(練習問題):
1. テザーに関する文書抜粋を読み、次の問いに答えなさい。
(a) 官能基化されたテザーへ付着できる抗癌剤として挙げられているものは何か。
(b) テザーが含むことのできる部分として挙げられているものは何か。
(c) α-ヘリックス二次構造上に比較的高度の拘束を提供することが望ましい場合、どのような長さのテザーを使用できるか。
2. テザーに関する文書抜粋から、「エポキシド部分またはひとつの」から「比較的長いテザーが望ましい。」までを一字一句変えずに引用しなさい。

エポキシド部分またはひとつの遊離ヒドロキシル部分のいずれかは、さらに官能基化することができる。例えばエポキシドは、求核試薬により処理され、これは例えばタグ(例えば、放射性同位元素または蛍光タグ)の結合に使用することができる追加の官能性を提供する。このタグは、化合物の体内の所望の位置への指示、または体内の化合物の位置の追跡を補助するために使用することができる。あるいは、追加の治療的物質を、官能基化されたテザーへ化学的に付着することができる(例えば、ラパマイシン、ビンブラスチン、タキソールなどの抗癌剤)。このような誘導体化は、代わりに、ポリペプチドのアミノもしくはカルボキシ末端の合成操作によるか、またはアミノ酸側鎖を介して実現することができる。他の物質を、例えばポリペプチドの細胞への進入を促進する物質など、官能基化されたテザーに付着させることができる。
【0085】
炭化水素テザーが説明される一方で、他のテザーも想起される。例えば、このテザーは、エーテル、チオエーテル、エステル、アミンまたはアミド部分の1種または複数を含むことができる。場合によっては、天然のアミノ酸側鎖を、このテザーへ組込むことができる。例えば、テザーは、セリンのヒドロキシル、システインのチオール、リシンの第1級アミン、アスパラギン酸もしくはグルタミン酸の酸、またはアスパラギンもしくはグルタミンのアミドなどの官能基とカップリングすることができる。したがって、2個の非天然のアミノ酸のカップリングにより作製されたテザーを使用するよりもむしろ、天然のアミノ酸を用いテザーを作製することが可能である。天然のアミノ酸と共に1個の非天然のアミノ酸を使用することも可能である。
【0086】
さらにテザーの長さは変動することが想起される。例えばα-ヘリックス二次構造上に比較的高度の拘束を提供することが望ましい場合には、より短い長さのテザーを使用することができるのに対し、α-ヘリックス二次構造上により少ない拘束を提供することが望ましい場合には、したがって比較的長いテザーが望ましい。
【0087】
加えて、アミノ酸iからi+3、iからi+4;および、iからi+7に広がるテザーの例が、主としてαヘリックスの単一面上にあるテザーを提供するために説明されているが、これらのテザーは、多くのアミノ酸の任意の組み合わせに広がるように合成することができる。
【0088】
場合によっては、αヘリックス二次構造の安定性を改善するために、α二置換されたアミノ酸がこのポリペプチドにおいて使用される。しかしモノ-α置換基(例えば、テザーアミノ酸)の使用も想起される場合は、α二置換されたアミノ酸は不要である。

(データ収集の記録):
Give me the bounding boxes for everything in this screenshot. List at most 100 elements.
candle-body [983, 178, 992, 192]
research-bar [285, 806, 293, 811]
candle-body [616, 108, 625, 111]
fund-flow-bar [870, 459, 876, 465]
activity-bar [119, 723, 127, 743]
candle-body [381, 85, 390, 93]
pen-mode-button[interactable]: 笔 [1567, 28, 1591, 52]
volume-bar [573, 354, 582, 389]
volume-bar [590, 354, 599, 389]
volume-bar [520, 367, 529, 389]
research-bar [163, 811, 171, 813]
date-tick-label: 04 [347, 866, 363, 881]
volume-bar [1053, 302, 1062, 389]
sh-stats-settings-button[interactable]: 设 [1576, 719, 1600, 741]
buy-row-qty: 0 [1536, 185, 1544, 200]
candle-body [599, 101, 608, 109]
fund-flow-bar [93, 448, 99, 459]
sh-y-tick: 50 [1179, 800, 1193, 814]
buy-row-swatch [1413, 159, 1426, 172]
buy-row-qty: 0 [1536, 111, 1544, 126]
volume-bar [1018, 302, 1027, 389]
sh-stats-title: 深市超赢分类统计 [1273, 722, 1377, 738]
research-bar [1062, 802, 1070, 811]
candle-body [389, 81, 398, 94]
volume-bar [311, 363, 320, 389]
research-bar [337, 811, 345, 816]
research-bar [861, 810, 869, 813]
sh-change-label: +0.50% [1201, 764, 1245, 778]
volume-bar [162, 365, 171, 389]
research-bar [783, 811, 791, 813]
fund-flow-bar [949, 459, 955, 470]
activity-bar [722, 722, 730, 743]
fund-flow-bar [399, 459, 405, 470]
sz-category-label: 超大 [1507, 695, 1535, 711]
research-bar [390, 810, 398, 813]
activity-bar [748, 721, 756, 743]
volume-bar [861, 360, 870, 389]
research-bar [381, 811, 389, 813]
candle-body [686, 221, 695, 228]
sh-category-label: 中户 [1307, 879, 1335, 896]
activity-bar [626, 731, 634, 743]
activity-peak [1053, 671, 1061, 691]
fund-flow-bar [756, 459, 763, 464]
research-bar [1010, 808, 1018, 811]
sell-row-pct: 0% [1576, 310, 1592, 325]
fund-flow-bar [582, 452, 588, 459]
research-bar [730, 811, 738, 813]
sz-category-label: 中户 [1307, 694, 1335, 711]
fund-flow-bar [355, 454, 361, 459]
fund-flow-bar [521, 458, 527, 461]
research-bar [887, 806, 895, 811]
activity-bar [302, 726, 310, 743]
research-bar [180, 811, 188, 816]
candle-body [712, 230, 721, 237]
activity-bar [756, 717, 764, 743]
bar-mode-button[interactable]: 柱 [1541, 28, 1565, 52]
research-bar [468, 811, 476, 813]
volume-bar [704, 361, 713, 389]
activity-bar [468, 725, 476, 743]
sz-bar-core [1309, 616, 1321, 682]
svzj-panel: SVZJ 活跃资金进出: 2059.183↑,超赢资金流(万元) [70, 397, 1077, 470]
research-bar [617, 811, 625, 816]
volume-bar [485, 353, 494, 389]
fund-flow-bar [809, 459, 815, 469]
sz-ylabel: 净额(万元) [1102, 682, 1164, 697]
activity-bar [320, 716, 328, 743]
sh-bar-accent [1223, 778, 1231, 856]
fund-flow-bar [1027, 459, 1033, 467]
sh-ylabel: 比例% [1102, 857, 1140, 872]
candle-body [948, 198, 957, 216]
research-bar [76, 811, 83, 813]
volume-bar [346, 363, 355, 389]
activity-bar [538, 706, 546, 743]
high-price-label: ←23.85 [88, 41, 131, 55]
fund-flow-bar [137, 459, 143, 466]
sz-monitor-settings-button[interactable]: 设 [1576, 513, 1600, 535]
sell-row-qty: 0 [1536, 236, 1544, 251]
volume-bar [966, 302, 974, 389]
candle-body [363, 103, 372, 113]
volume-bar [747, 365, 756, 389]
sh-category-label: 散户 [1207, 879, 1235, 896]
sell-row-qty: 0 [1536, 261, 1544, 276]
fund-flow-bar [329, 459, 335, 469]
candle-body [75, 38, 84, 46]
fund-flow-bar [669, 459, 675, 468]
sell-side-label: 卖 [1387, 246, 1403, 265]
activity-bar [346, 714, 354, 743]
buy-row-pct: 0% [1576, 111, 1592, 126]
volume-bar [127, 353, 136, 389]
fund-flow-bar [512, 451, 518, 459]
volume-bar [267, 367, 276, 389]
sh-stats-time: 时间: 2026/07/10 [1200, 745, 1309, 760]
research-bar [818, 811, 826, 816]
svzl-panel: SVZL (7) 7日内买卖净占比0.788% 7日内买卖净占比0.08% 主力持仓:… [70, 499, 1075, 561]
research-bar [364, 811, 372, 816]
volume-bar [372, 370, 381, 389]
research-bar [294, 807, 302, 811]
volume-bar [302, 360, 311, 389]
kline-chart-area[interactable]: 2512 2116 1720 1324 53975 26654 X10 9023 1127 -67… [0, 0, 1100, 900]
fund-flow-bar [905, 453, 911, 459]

(解答):
1.
(a) ラパマイシン、ビンブラスチン、タキソール
(b) エーテル、チオエーテル、エステル、アミンまたはアミド部分
(c) より短い長さのテザー

2.
エポキシド部分またはひとつの遊離ヒドロキシル部分のいずれかは、さらに官能基化することができる。例えばエポキシドは、求核試薬により処理され、これは例えばタグ(例えば、放射性同位元素または蛍光タグ)の結合に使用することができる追加の官能性を提供する。このタグは、化合物の体内の所望の位置への指示、または体内の化合物の位置の追跡を補助するために使用することができる。あるいは、追加の治療的物質を、官能基化されたテザーへ化学的に付着することができる(例えば、ラパマイシン、ビンブラスチン、タキソールなどの抗癌剤)。このような誘導体化は、代わりに、ポリペプチドのアミノもしくはカルボキシ末端の合成操作によるか、またはアミノ酸側鎖を介して実現することができる。他の物質を、例えばポリペプチドの細胞への進入を促進する物質など、官能基化されたテザーに付着させることができる。
【0085】
炭化水素テザーが説明される一方で、他のテザーも想起される。例えば、このテザーは、エーテル、チオエーテル、エステル、アミンまたはアミド部分の1種または複数を含むことができる。場合によっては、天然のアミノ酸側鎖を、このテザーへ組込むことができる。例えば、テザーは、セリンのヒドロキシル、システインのチオール、リシンの第1級アミン、アスパラギン酸もしくはグルタミン酸の酸、またはアスパラギンもしくはグルタミンのアミドなどの官能基とカップリングすることができる。したがって、2個の非天然のアミノ酸のカップリングにより作製されたテザーを使用するよりもむしろ、天然のアミノ酸を用いテザーを作製することが可能である。天然のアミノ酸と共に1個の非天然のアミノ酸を使用することも可能である。
【0086】
さらにテザーの長さは変動することが想起される。例えばα-ヘリックス二次構造上に比較的高度の拘束を提供することが望ましい場合には、より短い長さのテザーを使用することができるのに対し、α-ヘリックス二次構造上により少ない拘束を提供することが望ましい場合には、したがって比較的長いテザーが望ましい。